STATED PROBLEM
Check each line below for the word "JSON", and copy those that have it.

RECORDS SUPPLIED
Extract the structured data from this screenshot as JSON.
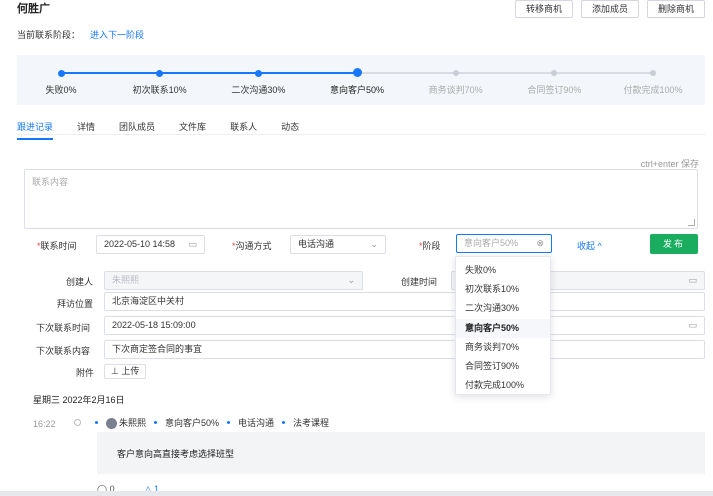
{
  "header": {
    "title": "何胜广",
    "actions": [
      "转移商机",
      "添加成员",
      "删除商机"
    ]
  },
  "stage": {
    "label": "当前联系阶段：",
    "next_link": "进入下一阶段"
  },
  "progress": {
    "steps": [
      "失败0%",
      "初次联系10%",
      "二次沟通30%",
      "意向客户50%",
      "商务谈判70%",
      "合同签订90%",
      "付款完成100%"
    ],
    "current_index": 3
  },
  "tabs": [
    "跟进记录",
    "详情",
    "团队成员",
    "文件库",
    "联系人",
    "动态"
  ],
  "editor": {
    "save_hint": "ctrl+enter 保存",
    "placeholder": "联系内容"
  },
  "quick_fields": {
    "contact_time_label": "联系时间",
    "contact_time_value": "2022-05-10 14:58",
    "method_label": "沟通方式",
    "method_value": "电话沟通",
    "stage_label": "阶段",
    "stage_value": "意向客户50%",
    "collapse": "收起",
    "publish": "发布"
  },
  "form": {
    "creator_label": "创建人",
    "creator_value": "朱熙熙",
    "created_time_label": "创建时间",
    "visit_location_label": "拜访位置",
    "visit_location_value": "北京海淀区中关村",
    "next_time_label": "下次联系时间",
    "next_time_value": "2022-05-18 15:09:00",
    "next_content_label": "下次联系内容",
    "next_content_value": "下次商定签合同的事宜",
    "attachment_label": "附件",
    "upload": "上传"
  },
  "dropdown": {
    "options": [
      "失败0%",
      "初次联系10%",
      "二次沟通30%",
      "意向客户50%",
      "商务谈判70%",
      "合同签订90%",
      "付款完成100%"
    ],
    "selected_index": 3
  },
  "timeline": {
    "date": "星期三 2022年2月16日",
    "time": "16:22",
    "user": "朱熙熙",
    "stage": "意向客户50%",
    "method": "电话沟通",
    "course": "法考课程",
    "content": "客户意向高直接考虑选择班型",
    "comments": "0",
    "likes": "1"
  },
  "colors": {
    "accent": "#1677ff",
    "publish": "#1aad5f",
    "required": "#e94343"
  }
}
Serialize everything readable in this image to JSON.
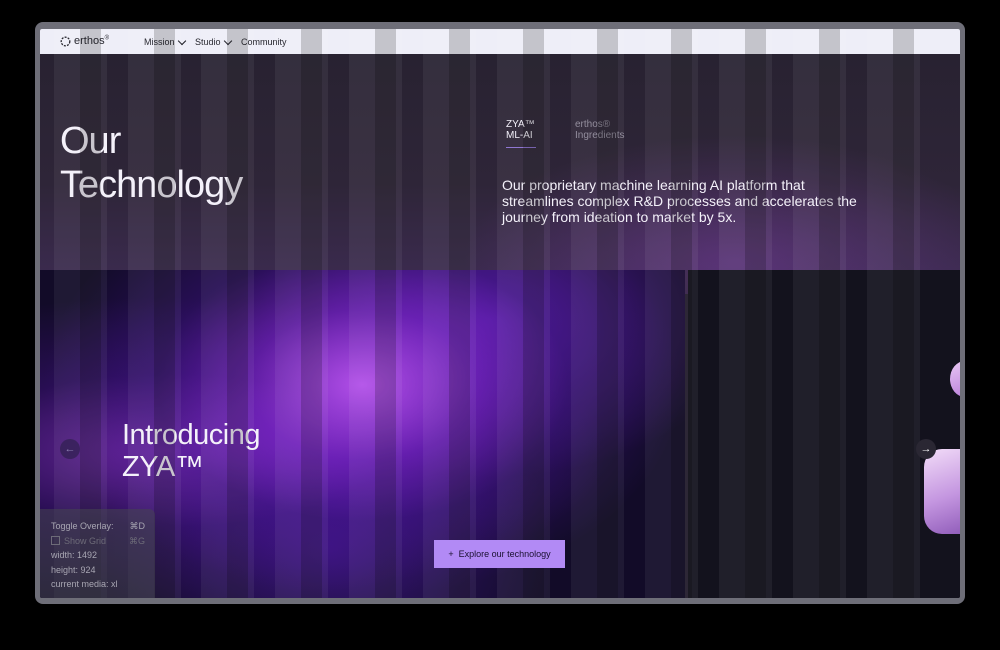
{
  "nav": {
    "logo": "erthos",
    "logo_mark": "®",
    "items": [
      {
        "label": "Mission",
        "has_dropdown": true
      },
      {
        "label": "Studio",
        "has_dropdown": true
      },
      {
        "label": "Community",
        "has_dropdown": false
      }
    ]
  },
  "hero": {
    "title_line1": "Our",
    "title_line2": "Technology",
    "tabs": [
      {
        "line1": "ZYA™",
        "line2": "ML-AI",
        "active": true
      },
      {
        "line1": "erthos®",
        "line2": "Ingredients",
        "active": false
      }
    ],
    "description": "Our proprietary machine learning AI platform that streamlines complex R&D processes and accelerates the journey from ideation to market by 5x."
  },
  "carousel": {
    "slide_title_line1": "Introducing",
    "slide_title_line2": "ZYA™",
    "cta_label": "Explore our technology",
    "cta_icon": "plus-icon",
    "prev_icon": "arrow-left-icon",
    "next_icon": "arrow-right-icon"
  },
  "debug_overlay": {
    "toggle_label": "Toggle Overlay:",
    "toggle_shortcut": "⌘D",
    "grid_label": "Show Grid",
    "grid_shortcut": "⌘G",
    "width": "width: 1492",
    "height": "height: 924",
    "media": "current media: xl"
  },
  "colors": {
    "accent": "#b28af5",
    "background": "#2c2438",
    "nav_bg": "#eeeef8",
    "text": "#f4f1fa"
  }
}
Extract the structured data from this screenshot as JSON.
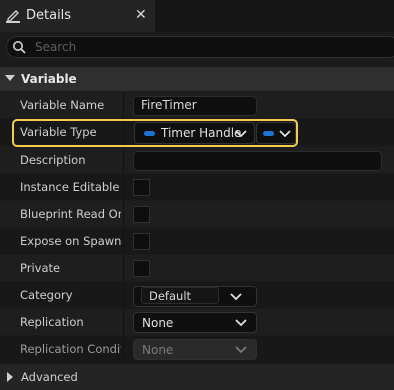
{
  "tab": {
    "title": "Details",
    "close": "✕",
    "icon": "edit-icon"
  },
  "search": {
    "placeholder": "Search",
    "icon": "search-icon"
  },
  "section": {
    "title": "Variable",
    "icon": "chevron-down-icon"
  },
  "rows": {
    "variable_name": {
      "label": "Variable Name",
      "value": "FireTimer"
    },
    "variable_type": {
      "label": "Variable Type",
      "value": "Timer Handle",
      "pin_color": "#1e73d6"
    },
    "description": {
      "label": "Description",
      "value": ""
    },
    "instance_editable": {
      "label": "Instance Editable",
      "checked": false
    },
    "blueprint_read_only": {
      "label": "Blueprint Read Only",
      "checked": false
    },
    "expose_on_spawn": {
      "label": "Expose on Spawn",
      "checked": false
    },
    "private": {
      "label": "Private",
      "checked": false
    },
    "category": {
      "label": "Category",
      "value": "Default"
    },
    "replication": {
      "label": "Replication",
      "value": "None"
    },
    "replication_condition": {
      "label": "Replication Conditio",
      "value": "None"
    }
  },
  "advanced": {
    "title": "Advanced",
    "icon": "chevron-right-icon"
  },
  "colors": {
    "highlight": "#f2cc4a",
    "accent": "#1e73d6",
    "background": "#1a1a1a"
  }
}
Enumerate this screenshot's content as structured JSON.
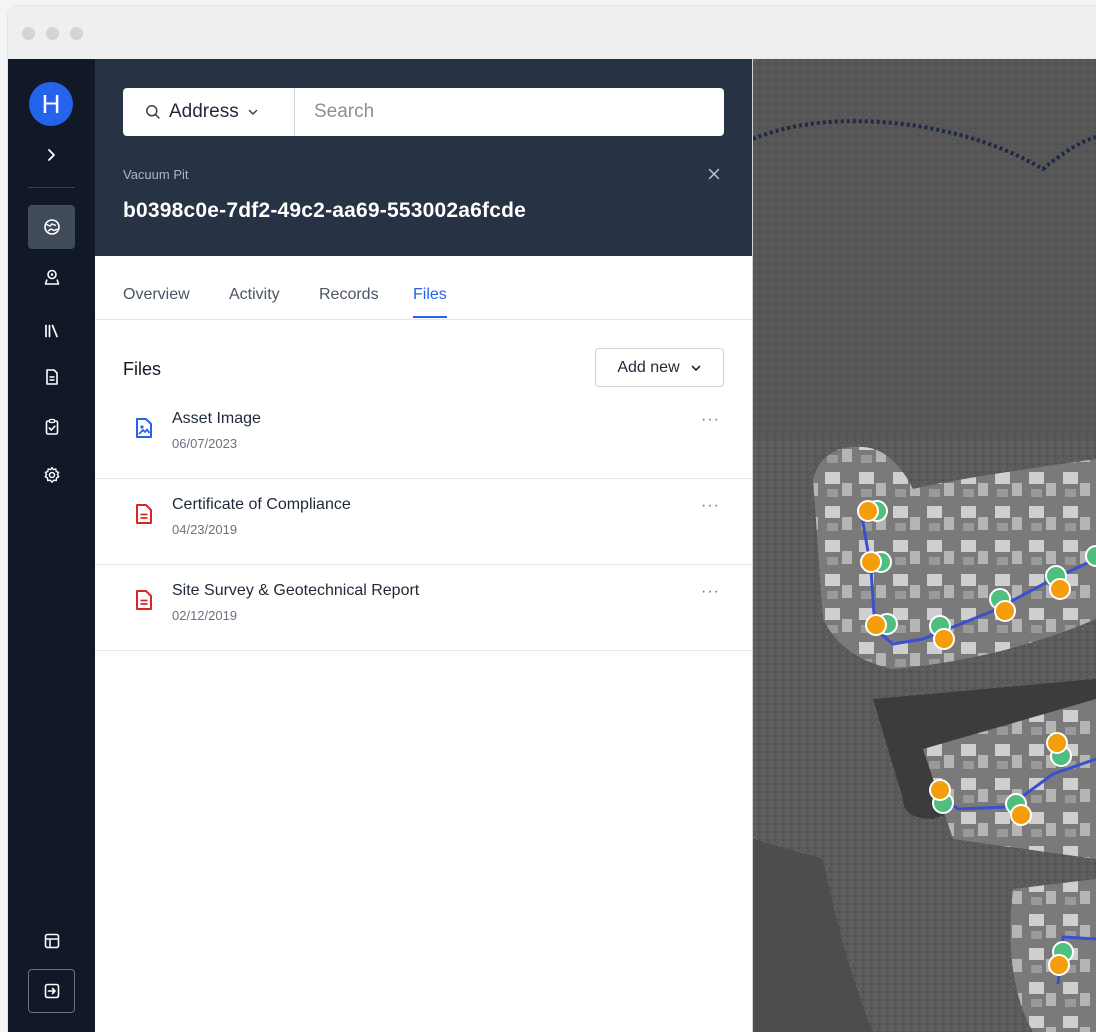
{
  "window": {
    "controls": [
      "close",
      "minimize",
      "maximize"
    ]
  },
  "rail": {
    "avatar_initial": "H",
    "nav": [
      {
        "name": "map",
        "icon": "map-icon",
        "active": true
      },
      {
        "name": "locations",
        "icon": "location-user-icon",
        "active": false
      },
      {
        "name": "library",
        "icon": "library-icon",
        "active": false
      },
      {
        "name": "documents",
        "icon": "document-icon",
        "active": false
      },
      {
        "name": "tasks",
        "icon": "clipboard-check-icon",
        "active": false
      },
      {
        "name": "settings",
        "icon": "gear-icon",
        "active": false
      }
    ],
    "bottom": [
      {
        "name": "layout",
        "icon": "layout-icon"
      },
      {
        "name": "sign-out",
        "icon": "sign-out-icon"
      }
    ]
  },
  "search": {
    "type_label": "Address",
    "placeholder": "Search",
    "value": ""
  },
  "asset": {
    "type": "Vacuum Pit",
    "id": "b0398c0e-7df2-49c2-aa69-553002a6fcde"
  },
  "tabs": [
    {
      "label": "Overview",
      "active": false
    },
    {
      "label": "Activity",
      "active": false
    },
    {
      "label": "Records",
      "active": false
    },
    {
      "label": "Files",
      "active": true
    }
  ],
  "files": {
    "title": "Files",
    "add_new_label": "Add new",
    "items": [
      {
        "name": "Asset Image",
        "date": "06/07/2023",
        "kind": "image",
        "icon": "image-file-icon",
        "color": "#2563eb"
      },
      {
        "name": "Certificate of Compliance",
        "date": "04/23/2019",
        "kind": "document",
        "icon": "document-file-icon",
        "color": "#dc2626"
      },
      {
        "name": "Site Survey & Geotechnical Report",
        "date": "02/12/2019",
        "kind": "document",
        "icon": "document-file-icon",
        "color": "#dc2626"
      }
    ],
    "more_label": "···"
  },
  "map": {
    "colors": {
      "pipe": "#3b4fd0",
      "marker_primary": "#f59e0b",
      "marker_secondary": "#4fbf80",
      "boundary": "#1e2a44"
    }
  }
}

EXERCISE SOLUTION
Extract the structured data from this screenshot as JSON.
Serialize everything readable in this image to JSON.
Extract the structured data from this screenshot as JSON.
Enumerate this screenshot's content as structured JSON.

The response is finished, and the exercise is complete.